[Recorded data]
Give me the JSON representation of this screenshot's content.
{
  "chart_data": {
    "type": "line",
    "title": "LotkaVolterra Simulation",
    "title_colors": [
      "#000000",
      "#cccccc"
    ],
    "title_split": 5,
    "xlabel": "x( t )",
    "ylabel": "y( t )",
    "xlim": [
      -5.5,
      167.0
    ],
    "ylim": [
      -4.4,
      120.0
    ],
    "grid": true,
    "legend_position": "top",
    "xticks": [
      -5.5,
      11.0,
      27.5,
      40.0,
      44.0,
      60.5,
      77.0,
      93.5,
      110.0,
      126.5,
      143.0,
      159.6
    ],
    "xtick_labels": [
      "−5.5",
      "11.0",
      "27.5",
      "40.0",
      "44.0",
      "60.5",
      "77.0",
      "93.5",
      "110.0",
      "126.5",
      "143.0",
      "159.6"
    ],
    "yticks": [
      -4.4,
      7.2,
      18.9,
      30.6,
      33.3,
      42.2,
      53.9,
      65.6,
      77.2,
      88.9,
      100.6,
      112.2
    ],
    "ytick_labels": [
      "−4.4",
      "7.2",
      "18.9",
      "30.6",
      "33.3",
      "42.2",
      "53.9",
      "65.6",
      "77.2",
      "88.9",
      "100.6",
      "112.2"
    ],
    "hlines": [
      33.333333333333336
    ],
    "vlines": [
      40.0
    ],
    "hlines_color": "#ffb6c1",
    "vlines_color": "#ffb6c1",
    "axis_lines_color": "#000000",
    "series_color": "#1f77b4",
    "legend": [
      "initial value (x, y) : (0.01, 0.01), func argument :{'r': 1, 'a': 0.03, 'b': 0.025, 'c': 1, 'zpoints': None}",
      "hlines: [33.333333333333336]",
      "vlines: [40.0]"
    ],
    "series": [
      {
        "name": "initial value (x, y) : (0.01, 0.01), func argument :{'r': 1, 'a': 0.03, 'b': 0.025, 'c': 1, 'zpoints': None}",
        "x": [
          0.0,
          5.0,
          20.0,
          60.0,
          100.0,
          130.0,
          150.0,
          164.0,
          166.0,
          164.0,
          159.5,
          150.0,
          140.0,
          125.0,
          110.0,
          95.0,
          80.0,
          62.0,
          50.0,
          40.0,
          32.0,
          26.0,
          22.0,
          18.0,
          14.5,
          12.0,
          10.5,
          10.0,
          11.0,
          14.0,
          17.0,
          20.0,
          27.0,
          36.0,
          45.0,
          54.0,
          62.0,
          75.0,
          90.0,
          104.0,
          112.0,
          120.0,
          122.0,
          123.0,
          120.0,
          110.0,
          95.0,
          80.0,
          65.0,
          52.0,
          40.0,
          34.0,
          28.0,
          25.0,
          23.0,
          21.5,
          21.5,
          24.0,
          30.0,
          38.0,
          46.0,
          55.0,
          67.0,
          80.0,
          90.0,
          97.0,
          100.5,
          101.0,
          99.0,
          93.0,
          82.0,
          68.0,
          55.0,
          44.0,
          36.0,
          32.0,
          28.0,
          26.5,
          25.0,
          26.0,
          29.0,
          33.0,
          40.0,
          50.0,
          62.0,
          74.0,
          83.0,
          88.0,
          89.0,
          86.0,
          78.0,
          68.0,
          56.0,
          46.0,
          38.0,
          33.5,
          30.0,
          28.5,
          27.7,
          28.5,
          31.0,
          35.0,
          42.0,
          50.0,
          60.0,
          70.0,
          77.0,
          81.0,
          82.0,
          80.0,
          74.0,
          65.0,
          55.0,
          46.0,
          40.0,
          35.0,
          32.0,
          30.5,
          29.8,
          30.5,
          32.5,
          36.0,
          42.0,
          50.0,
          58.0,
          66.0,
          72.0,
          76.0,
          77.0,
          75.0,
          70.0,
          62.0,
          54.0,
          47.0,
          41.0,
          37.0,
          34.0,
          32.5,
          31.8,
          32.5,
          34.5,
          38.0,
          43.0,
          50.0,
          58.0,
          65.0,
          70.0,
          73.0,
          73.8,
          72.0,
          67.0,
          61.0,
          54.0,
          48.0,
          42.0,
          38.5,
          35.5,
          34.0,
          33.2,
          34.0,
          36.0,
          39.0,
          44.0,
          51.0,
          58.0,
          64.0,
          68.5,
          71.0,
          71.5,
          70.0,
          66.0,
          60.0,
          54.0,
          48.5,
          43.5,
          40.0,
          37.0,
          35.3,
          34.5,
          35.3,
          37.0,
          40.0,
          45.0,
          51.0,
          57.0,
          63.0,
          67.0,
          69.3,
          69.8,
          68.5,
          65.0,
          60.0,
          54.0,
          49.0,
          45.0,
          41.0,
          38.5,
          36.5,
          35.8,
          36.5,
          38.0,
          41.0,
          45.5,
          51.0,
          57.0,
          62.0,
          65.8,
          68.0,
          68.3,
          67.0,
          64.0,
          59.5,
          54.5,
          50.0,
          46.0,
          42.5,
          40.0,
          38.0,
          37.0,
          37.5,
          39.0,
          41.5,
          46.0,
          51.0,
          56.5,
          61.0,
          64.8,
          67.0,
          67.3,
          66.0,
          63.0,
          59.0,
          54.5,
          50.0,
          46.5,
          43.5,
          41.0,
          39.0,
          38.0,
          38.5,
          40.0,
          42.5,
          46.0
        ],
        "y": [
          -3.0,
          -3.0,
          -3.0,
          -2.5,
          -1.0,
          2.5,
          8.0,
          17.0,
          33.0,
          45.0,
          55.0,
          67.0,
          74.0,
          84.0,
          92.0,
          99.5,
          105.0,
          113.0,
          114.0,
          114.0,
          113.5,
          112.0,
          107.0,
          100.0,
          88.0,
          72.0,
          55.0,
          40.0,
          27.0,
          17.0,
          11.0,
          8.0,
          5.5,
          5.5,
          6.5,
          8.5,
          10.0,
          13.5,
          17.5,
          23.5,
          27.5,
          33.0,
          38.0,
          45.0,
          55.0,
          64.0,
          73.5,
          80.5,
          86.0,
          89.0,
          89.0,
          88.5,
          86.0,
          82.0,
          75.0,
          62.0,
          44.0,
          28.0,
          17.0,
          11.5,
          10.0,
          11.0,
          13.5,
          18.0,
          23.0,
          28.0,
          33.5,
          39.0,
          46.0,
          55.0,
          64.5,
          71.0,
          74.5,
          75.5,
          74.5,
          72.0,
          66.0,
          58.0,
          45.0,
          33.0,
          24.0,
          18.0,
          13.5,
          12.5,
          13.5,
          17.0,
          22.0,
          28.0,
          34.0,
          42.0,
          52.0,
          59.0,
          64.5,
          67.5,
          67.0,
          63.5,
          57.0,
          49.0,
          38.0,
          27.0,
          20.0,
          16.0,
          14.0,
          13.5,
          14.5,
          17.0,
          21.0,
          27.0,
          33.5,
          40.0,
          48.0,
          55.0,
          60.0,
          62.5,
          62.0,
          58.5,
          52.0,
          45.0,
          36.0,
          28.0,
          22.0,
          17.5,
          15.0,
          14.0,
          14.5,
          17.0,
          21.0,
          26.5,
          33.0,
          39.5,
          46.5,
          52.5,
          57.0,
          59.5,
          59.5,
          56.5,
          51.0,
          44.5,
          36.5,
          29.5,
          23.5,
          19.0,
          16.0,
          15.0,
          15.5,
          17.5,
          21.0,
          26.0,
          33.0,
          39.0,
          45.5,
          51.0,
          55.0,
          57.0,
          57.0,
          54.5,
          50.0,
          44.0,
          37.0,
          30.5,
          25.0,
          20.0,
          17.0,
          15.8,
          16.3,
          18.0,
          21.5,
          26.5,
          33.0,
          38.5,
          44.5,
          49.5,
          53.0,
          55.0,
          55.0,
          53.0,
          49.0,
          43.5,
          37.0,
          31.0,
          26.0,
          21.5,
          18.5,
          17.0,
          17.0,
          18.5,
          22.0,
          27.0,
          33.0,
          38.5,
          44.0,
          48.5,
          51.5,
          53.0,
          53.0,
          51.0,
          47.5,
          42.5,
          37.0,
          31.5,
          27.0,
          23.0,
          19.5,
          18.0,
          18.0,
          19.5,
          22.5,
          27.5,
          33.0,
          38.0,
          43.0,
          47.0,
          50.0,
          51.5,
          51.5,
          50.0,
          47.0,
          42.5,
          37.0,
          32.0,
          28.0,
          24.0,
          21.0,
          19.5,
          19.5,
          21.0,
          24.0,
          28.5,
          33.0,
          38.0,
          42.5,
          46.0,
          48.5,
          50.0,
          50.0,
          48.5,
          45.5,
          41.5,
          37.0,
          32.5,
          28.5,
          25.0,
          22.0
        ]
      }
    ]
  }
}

STATED GOAL: Copy out every line with the word "value".

CORRECT RESPONSE:
      "initial value (x, y) : (0.01, 0.01), func argument :{'r': 1, 'a': 0.03, 'b': 0.025, 'c': 1, 'zpoints': None}",
        "name": "initial value (x, y) : (0.01, 0.01), func argument :{'r': 1, 'a': 0.03, 'b': 0.025, 'c': 1, 'zpoints': None}",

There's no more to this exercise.